RECORD LIST |
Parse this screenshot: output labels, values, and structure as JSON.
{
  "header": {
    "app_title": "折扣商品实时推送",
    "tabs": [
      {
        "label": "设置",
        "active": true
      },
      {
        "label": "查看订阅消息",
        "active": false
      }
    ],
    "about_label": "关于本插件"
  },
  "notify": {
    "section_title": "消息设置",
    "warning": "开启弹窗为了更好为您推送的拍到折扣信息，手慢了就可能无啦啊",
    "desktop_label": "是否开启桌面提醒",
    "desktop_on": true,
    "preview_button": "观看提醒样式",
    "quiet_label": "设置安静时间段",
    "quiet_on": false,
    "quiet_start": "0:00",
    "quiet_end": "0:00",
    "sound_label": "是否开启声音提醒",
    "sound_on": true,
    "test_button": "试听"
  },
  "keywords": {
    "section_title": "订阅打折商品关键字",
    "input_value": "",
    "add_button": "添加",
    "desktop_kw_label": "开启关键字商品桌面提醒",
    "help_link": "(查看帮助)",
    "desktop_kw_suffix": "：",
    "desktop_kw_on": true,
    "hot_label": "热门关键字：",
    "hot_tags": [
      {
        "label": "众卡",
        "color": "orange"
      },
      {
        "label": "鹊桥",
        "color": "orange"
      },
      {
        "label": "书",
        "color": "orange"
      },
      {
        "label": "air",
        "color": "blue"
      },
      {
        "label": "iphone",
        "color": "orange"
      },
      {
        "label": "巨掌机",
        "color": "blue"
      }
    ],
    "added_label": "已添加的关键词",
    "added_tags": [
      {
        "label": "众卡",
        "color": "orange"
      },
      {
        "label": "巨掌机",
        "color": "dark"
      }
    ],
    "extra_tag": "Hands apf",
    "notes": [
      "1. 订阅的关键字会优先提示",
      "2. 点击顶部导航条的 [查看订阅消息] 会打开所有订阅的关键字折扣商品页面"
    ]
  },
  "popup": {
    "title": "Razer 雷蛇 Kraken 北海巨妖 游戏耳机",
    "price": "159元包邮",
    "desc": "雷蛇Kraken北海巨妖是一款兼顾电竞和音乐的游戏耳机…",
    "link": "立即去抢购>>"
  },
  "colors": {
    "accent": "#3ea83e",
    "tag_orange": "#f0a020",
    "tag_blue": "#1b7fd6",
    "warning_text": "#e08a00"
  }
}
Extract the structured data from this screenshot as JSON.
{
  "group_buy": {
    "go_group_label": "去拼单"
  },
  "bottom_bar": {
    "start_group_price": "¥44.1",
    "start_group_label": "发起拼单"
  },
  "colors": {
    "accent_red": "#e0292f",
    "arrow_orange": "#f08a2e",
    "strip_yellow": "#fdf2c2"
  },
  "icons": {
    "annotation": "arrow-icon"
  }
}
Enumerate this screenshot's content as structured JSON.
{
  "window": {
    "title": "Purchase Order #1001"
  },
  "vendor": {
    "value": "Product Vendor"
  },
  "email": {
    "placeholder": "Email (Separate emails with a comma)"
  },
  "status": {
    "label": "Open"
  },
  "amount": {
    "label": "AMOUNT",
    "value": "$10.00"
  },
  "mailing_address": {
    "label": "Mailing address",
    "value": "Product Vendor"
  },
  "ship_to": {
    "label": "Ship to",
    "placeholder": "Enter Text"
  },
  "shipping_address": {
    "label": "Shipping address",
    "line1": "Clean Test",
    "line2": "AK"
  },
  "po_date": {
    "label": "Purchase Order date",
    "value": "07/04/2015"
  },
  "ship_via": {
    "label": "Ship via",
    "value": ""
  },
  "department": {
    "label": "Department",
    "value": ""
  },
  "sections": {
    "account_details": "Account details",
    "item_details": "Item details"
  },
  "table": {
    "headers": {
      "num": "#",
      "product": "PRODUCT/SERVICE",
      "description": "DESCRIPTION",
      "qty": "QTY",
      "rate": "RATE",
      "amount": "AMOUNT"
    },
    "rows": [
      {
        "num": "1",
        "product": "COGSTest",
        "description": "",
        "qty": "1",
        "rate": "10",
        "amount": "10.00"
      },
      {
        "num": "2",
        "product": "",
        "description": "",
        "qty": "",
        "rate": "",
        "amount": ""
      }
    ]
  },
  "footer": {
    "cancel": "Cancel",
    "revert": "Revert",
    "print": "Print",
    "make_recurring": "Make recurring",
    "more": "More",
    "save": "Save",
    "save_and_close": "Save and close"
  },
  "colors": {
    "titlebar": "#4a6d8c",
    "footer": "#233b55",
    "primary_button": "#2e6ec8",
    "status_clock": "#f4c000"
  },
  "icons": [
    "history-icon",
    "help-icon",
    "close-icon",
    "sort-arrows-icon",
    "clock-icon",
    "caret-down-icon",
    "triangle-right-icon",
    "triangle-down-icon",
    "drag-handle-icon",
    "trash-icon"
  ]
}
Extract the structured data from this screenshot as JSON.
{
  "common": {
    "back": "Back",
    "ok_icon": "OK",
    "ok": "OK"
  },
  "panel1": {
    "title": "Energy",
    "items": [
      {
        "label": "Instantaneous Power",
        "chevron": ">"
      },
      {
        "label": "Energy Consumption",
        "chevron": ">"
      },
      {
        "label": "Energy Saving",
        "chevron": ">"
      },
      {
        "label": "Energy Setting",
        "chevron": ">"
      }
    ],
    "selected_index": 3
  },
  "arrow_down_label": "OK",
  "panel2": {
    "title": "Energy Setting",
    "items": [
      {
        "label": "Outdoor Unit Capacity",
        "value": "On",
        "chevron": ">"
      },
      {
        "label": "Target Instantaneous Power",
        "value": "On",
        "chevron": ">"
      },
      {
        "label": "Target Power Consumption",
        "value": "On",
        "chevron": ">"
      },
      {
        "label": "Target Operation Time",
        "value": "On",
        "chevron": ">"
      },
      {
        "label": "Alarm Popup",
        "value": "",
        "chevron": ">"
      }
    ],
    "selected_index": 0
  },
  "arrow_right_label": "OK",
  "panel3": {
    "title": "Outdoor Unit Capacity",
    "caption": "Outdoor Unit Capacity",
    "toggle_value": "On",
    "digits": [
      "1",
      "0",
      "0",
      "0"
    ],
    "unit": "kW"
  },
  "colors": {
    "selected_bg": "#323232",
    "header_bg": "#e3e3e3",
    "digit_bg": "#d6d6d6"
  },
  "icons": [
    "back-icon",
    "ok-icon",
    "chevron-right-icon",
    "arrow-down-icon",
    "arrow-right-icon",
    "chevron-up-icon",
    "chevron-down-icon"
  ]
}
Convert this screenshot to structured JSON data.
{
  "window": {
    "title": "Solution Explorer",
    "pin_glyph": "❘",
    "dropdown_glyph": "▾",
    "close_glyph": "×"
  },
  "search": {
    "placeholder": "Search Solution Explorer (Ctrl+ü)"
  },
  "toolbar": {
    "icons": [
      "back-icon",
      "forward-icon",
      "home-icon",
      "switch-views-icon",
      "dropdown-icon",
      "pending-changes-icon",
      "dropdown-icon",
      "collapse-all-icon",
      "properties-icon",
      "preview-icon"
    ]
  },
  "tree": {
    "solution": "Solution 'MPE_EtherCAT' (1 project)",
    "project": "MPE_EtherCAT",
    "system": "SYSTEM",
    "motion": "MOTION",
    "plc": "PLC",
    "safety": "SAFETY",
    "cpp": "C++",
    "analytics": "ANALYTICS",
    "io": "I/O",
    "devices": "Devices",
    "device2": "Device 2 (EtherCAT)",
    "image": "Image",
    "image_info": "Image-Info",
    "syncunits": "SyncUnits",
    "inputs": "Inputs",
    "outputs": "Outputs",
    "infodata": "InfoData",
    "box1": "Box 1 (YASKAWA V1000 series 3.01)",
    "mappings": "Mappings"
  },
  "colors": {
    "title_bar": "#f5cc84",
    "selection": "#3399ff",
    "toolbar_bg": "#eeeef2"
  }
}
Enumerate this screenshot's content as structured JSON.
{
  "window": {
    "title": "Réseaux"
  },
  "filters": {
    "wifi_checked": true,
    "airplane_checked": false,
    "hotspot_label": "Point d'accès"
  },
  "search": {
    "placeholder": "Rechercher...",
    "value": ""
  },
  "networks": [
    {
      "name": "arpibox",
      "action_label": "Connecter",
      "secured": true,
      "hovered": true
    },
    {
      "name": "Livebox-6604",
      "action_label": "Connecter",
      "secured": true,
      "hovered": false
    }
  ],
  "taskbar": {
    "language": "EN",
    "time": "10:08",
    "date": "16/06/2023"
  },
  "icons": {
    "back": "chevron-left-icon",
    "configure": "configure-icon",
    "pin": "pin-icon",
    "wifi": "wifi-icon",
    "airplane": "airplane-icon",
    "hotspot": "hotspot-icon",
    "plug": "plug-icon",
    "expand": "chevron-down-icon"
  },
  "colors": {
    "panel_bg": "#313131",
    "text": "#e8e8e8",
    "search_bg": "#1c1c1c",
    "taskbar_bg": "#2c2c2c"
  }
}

DIRECTIONS | Search the records for the word "Purchase" and copy every line where it occurs.

RESPONSE BELOW |
    "title": "Purchase Order #1001"
    "label": "Purchase Order date",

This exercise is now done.